[Extrait fourni]
Un des quartiers “noirs” de Lima les plus importants est Malambo. Selon un bref mais important article de Luis Tejada, Malambo est un quartier noir d’origine coloniale.

La première construction qu’il y ait eu dans la zone fut une prison d’esclaves, puis il y eut une enceinte de la première décharge publique de Lima. Plus tard, s’établira un hôpital pour lépreux avec une paroisse appelée San Lázaro (1563).

En 1716 sera créé au même endroit un foyer pour aveugles, manchots et infirmes. Peu après autour de ces constructions se forma un faubourg habité par des familles noires, mulâtres, indiennes yungas, des aveugles, des manchots, des lépreux et des infirmes. Pendant les premières décennies du 20ème siècle, ont comptait à Malambo 44 ruelles dans ce qui est représente aujourd’hui blocs 4 et 5 de l’actuel Jr. Francisco Pizarro, et où habitaient un total de 4560 personnes. Malambo se caractérisait par la combinaison d’un profond sentiment religieux exprimé par ses innombrables confréries de même que par les fêtes et l’environnement festif de ses célébrations. Fête et religion sont toujours allées ensemble dans les quartiers pauvres de Lima. La majeure partie des ruelles de Malambo avait chacune son propre Saint Patron et une fête annuelle les identifiait comme la Vierge de Fátima, Saint Domingo, La Cruz, San José, Sainte Rosa, Sainte Eufemia, Cœur de Jésus, la Vierge del Carmen, San Antonio, etc. Les habitants de Malambo, également connus comme les malambinos, étaient des maitres en danse, en musique et en cuisine. Comme ils vivaient dans des ruelles minuscules. Ils avaient l’habitude de prendre les rues, la petite place de San Lázaro ou d’autres places publiques pour les transformer en lieu de représentations festives ou l’humour, la satire et le rie étaient toujours présents.

La proximité de Malambo avec la Pampa de Amancaes, théâtre tous les 24 juin des fameuses fêtes de San Juan, et auxquelles assistaient le tout Lima, aida à consolider le prestige festif des malambinos. Et encore plus lorsqu’en1922 de en provenance de ce quartier arriva une bande de noirs dansant le “Son de los diablos”, pour faire irruption dans les carnavals du Président Leguia, en rompant le programme officiel et en se mettant à danser autour du roi carnavalón.

Dans les chinganas de Malambo, on mangeait des fritures, beaucoup d’entre elles préparées avec les tripes, de chanfainita (met à base de viande de bovin) et des confiseries telles que le frijol colao ou le turrón (touron, nougat) de Doña Pepa devenu célèbre plus tard.

Mais tout n’était pas divertissement à Malambo. Il y eut également une organisation ouvrière et une contestation sociale. Quatre ou cinq grandes boulangeries existèrent dans le quartier, qui approvisionnaient la ville, et dans lesquelles se rassemblaient les ouvriers et les artisans boulangers. Aux débuts de 20ème siècle, l’usine textile El Inca se fixa dans le secteur et recruta un nombre important d’habitants du quartier. L’organisation ouvrière, l’activisme syndical les grèves et les manifestations se développèrent dès lors très vite dans la zone. En décembre 1918, dans une rue de Malambo se forma le comité de grève Vitarte-El Inca qui comme nous le savons initia l’historique lutte pour les 8 heures, le plus important mouvement de revendication de la classe ouvrière péruvienne des débuts du 20ème siècle. À Malambo fonctionna également une bibliothèque ouvrière dirigée par des anarchosyndicalistes et une imprimerie du nom de “Proletaria”, qui imprima une bonne partie des journaux ouvriers de l’époque.

[Données de position des éléments]
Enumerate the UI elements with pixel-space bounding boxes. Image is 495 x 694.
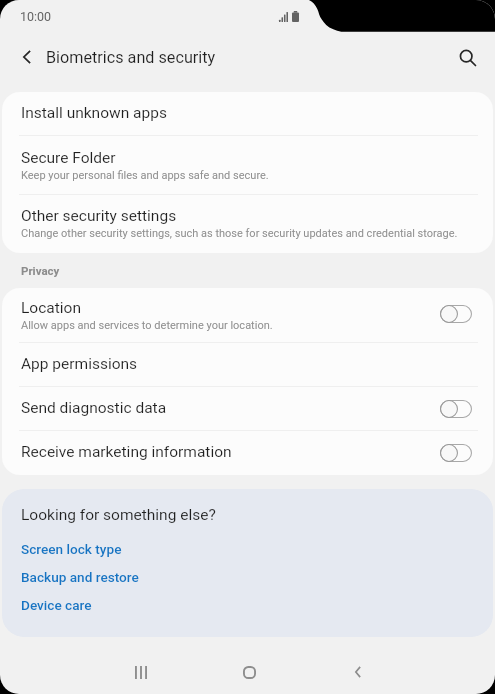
button[interactable]: App permissions — [2, 343, 493, 387]
staticText: Privacy — [21, 264, 60, 277]
button[interactable]: Backup and restore — [21, 561, 139, 587]
button[interactable]: Location — [2, 288, 493, 343]
button[interactable]: Other security settings — [2, 195, 493, 253]
button[interactable]: Receive marketing information — [2, 431, 493, 475]
button[interactable]: Secure Folder — [2, 136, 493, 195]
button[interactable]: Home — [222, 646, 277, 694]
button[interactable]: Search — [450, 39, 484, 73]
button[interactable]: Recent apps — [113, 646, 168, 694]
staticText: 10:00 — [20, 9, 52, 24]
button[interactable]: Toggle — [440, 400, 472, 418]
staticText: Allow apps and services to determine you… — [21, 317, 273, 332]
staticText: Keep your personal files and apps safe a… — [21, 167, 269, 182]
staticText: Biometrics and security — [46, 48, 216, 67]
staticText: Install unknown apps — [21, 104, 167, 122]
staticText: Screen lock type — [21, 533, 122, 559]
staticText: Looking for something else? — [21, 499, 216, 525]
button[interactable]: Install unknown apps — [2, 92, 493, 136]
button[interactable]: Toggle — [440, 444, 472, 462]
button[interactable]: Device care — [21, 589, 92, 615]
staticText: Other security settings — [21, 206, 177, 225]
staticText: Backup and restore — [21, 561, 139, 587]
button[interactable]: Navigate up — [9, 38, 44, 73]
staticText: Change other security settings, such as … — [21, 225, 458, 240]
staticText: Receive marketing information — [21, 443, 232, 461]
staticText: Secure Folder — [21, 148, 116, 167]
staticText: Send diagnostic data — [21, 399, 167, 417]
staticText: App permissions — [21, 355, 138, 373]
staticText: Location — [21, 298, 81, 317]
button[interactable]: Send diagnostic data — [2, 387, 493, 431]
button[interactable]: Back — [330, 646, 385, 694]
button[interactable]: Toggle — [440, 305, 472, 323]
staticText: Device care — [21, 589, 92, 615]
button[interactable]: Screen lock type — [21, 533, 122, 559]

[Consigne]
Citez le passage du texte sur Malambo de « La proximité de » à « célèbre plus tard. », sans rien y changer.

[Corrigé]
La proximité de Malambo avec la Pampa de Amancaes, théâtre tous les 24 juin des fameuses fêtes de San Juan, et auxquelles assistaient le tout Lima, aida à consolider le prestige festif des malambinos. Et encore plus lorsqu’en1922 de en provenance de ce quartier arriva une bande de noirs dansant le “Son de los diablos”, pour faire irruption dans les carnavals du Président Leguia, en rompant le programme officiel et en se mettant à danser autour du roi carnavalón.

Dans les chinganas de Malambo, on mangeait des fritures, beaucoup d’entre elles préparées avec les tripes, de chanfainita (met à base de viande de bovin) et des confiseries telles que le frijol colao ou le turrón (touron, nougat) de Doña Pepa devenu célèbre plus tard.